Rows from a figure dataset:
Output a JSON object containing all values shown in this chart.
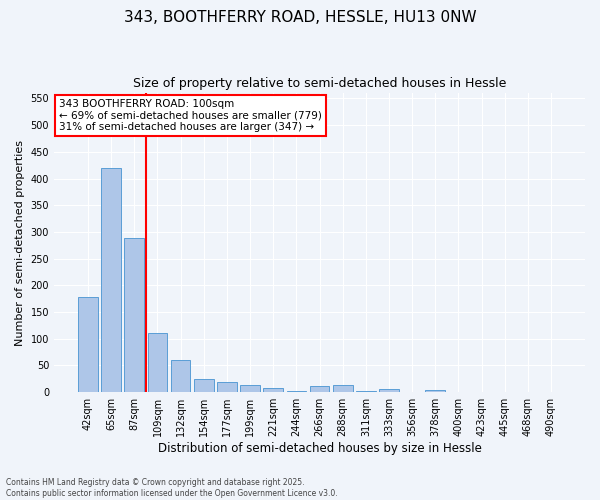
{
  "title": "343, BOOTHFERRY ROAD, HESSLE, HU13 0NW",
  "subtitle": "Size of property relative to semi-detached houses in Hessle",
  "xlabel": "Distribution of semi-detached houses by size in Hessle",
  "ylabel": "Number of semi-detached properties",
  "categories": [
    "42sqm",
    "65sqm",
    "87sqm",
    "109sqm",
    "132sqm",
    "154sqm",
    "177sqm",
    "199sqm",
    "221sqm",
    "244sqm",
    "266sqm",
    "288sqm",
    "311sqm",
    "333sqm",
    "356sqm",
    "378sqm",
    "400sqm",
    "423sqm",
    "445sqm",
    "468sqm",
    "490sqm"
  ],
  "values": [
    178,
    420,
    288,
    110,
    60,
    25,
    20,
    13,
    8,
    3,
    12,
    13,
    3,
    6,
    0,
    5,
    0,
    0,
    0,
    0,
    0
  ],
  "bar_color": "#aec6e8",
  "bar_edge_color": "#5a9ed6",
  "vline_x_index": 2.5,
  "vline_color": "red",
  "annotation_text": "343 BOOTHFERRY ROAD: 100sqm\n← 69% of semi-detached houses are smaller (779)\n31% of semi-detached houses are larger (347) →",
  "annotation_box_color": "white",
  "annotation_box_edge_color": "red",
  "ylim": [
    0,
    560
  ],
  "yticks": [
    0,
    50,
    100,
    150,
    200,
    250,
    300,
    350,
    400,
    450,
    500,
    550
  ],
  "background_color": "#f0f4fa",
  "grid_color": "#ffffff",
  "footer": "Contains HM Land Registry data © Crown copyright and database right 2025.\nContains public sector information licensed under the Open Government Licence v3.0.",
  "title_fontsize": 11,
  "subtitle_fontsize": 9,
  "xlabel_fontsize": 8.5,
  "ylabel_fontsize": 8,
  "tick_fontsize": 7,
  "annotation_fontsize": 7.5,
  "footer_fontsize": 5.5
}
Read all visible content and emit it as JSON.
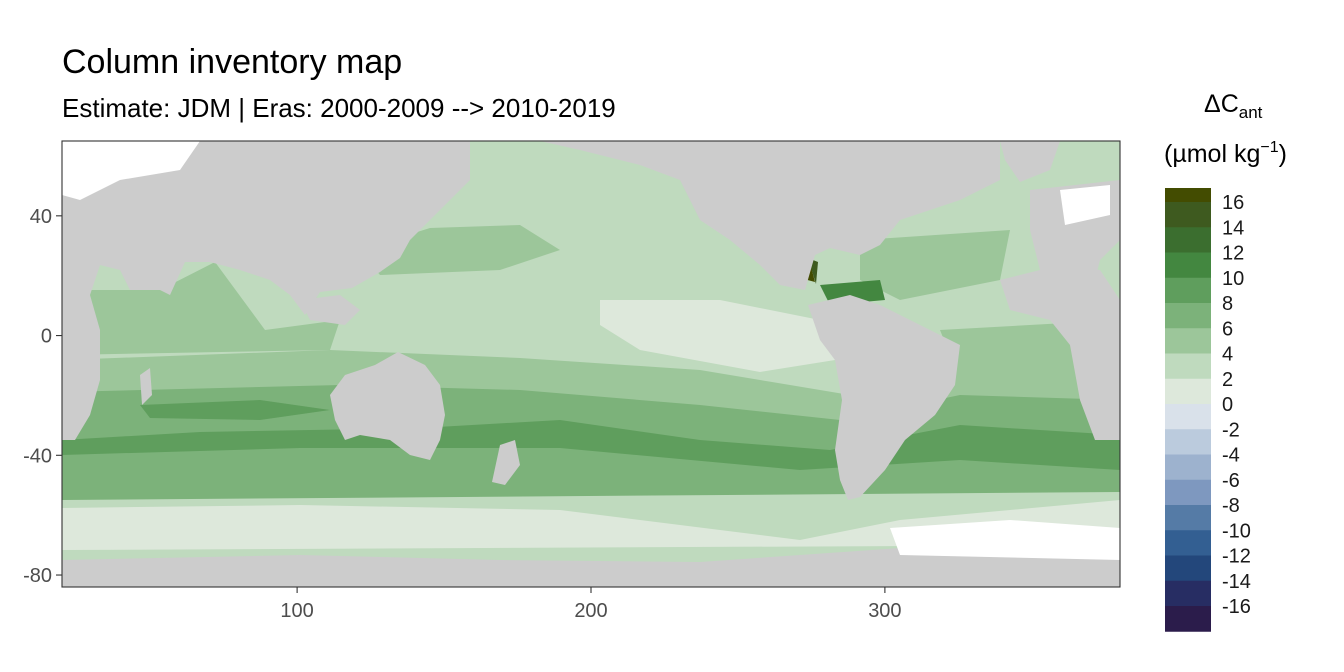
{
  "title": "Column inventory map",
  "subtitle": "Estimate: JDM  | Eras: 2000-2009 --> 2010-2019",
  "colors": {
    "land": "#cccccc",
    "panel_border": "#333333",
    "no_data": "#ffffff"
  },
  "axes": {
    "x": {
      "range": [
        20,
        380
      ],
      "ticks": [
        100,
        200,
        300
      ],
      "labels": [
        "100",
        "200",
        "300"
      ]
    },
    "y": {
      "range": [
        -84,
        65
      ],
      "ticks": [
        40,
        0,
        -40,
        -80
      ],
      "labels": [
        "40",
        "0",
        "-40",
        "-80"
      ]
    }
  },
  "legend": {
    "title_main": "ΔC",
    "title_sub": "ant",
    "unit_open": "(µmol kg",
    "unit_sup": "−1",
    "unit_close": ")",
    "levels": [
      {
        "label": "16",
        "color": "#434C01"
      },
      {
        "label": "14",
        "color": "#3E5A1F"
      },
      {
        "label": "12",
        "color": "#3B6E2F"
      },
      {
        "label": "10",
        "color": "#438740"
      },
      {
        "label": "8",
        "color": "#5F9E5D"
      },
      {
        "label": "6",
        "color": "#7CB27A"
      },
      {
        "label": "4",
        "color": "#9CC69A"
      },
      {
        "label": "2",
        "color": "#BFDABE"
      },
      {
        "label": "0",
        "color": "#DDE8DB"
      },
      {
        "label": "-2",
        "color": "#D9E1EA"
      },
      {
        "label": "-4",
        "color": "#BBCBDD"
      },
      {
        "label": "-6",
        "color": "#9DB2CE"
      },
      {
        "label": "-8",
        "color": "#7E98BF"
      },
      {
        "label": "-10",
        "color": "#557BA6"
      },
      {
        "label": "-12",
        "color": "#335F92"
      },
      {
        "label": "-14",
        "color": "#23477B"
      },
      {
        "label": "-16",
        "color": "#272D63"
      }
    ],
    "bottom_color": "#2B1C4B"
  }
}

» THE PROBLEM: Write every record out again exactly; no pictures belong in the copy.

» FINAL RESULT:
Output a JSON object containing all values shown in this chart.
{
  "title": "343, BOOTHFERRY ROAD, HESSLE, HU13 0NW",
  "subtitle": "Size of property relative to semi-detached houses in Hessle",
  "xlabel": "Distribution of semi-detached houses by size in Hessle",
  "ylabel": "Number of semi-detached properties",
  "categories": [
    "42sqm",
    "65sqm",
    "87sqm",
    "109sqm",
    "132sqm",
    "154sqm",
    "177sqm",
    "199sqm",
    "221sqm",
    "244sqm",
    "266sqm",
    "288sqm",
    "311sqm",
    "333sqm",
    "356sqm",
    "378sqm",
    "400sqm",
    "423sqm",
    "445sqm",
    "468sqm",
    "490sqm"
  ],
  "values": [
    178,
    420,
    288,
    110,
    60,
    25,
    20,
    13,
    8,
    3,
    12,
    13,
    3,
    6,
    0,
    5,
    0,
    0,
    0,
    0,
    0
  ],
  "bar_color": "#aec6e8",
  "bar_edge_color": "#5a9ed6",
  "vline_x_index": 2.5,
  "vline_color": "red",
  "annotation_text": "343 BOOTHFERRY ROAD: 100sqm\n← 69% of semi-detached houses are smaller (779)\n31% of semi-detached houses are larger (347) →",
  "annotation_box_color": "white",
  "annotation_box_edge_color": "red",
  "ylim": [
    0,
    560
  ],
  "yticks": [
    0,
    50,
    100,
    150,
    200,
    250,
    300,
    350,
    400,
    450,
    500,
    550
  ],
  "background_color": "#f0f4fa",
  "grid_color": "#ffffff",
  "footer": "Contains HM Land Registry data © Crown copyright and database right 2025.\nContains public sector information licensed under the Open Government Licence v3.0.",
  "title_fontsize": 11,
  "subtitle_fontsize": 9,
  "xlabel_fontsize": 8.5,
  "ylabel_fontsize": 8,
  "tick_fontsize": 7,
  "annotation_fontsize": 7.5,
  "footer_fontsize": 5.5
}
Read all visible content and emit it as JSON.
{
  "title": "Column inventory map",
  "subtitle": "Estimate: JDM  | Eras: 2000-2009 --> 2010-2019",
  "colors": {
    "land": "#cccccc",
    "panel_border": "#333333",
    "no_data": "#ffffff"
  },
  "axes": {
    "x": {
      "range": [
        20,
        380
      ],
      "ticks": [
        100,
        200,
        300
      ],
      "labels": [
        "100",
        "200",
        "300"
      ]
    },
    "y": {
      "range": [
        -84,
        65
      ],
      "ticks": [
        40,
        0,
        -40,
        -80
      ],
      "labels": [
        "40",
        "0",
        "-40",
        "-80"
      ]
    }
  },
  "legend": {
    "title_main": "ΔC",
    "title_sub": "ant",
    "unit_open": "(µmol kg",
    "unit_sup": "−1",
    "unit_close": ")",
    "levels": [
      {
        "label": "16",
        "color": "#434C01"
      },
      {
        "label": "14",
        "color": "#3E5A1F"
      },
      {
        "label": "12",
        "color": "#3B6E2F"
      },
      {
        "label": "10",
        "color": "#438740"
      },
      {
        "label": "8",
        "color": "#5F9E5D"
      },
      {
        "label": "6",
        "color": "#7CB27A"
      },
      {
        "label": "4",
        "color": "#9CC69A"
      },
      {
        "label": "2",
        "color": "#BFDABE"
      },
      {
        "label": "0",
        "color": "#DDE8DB"
      },
      {
        "label": "-2",
        "color": "#D9E1EA"
      },
      {
        "label": "-4",
        "color": "#BBCBDD"
      },
      {
        "label": "-6",
        "color": "#9DB2CE"
      },
      {
        "label": "-8",
        "color": "#7E98BF"
      },
      {
        "label": "-10",
        "color": "#557BA6"
      },
      {
        "label": "-12",
        "color": "#335F92"
      },
      {
        "label": "-14",
        "color": "#23477B"
      },
      {
        "label": "-16",
        "color": "#272D63"
      }
    ],
    "bottom_color": "#2B1C4B"
  }
}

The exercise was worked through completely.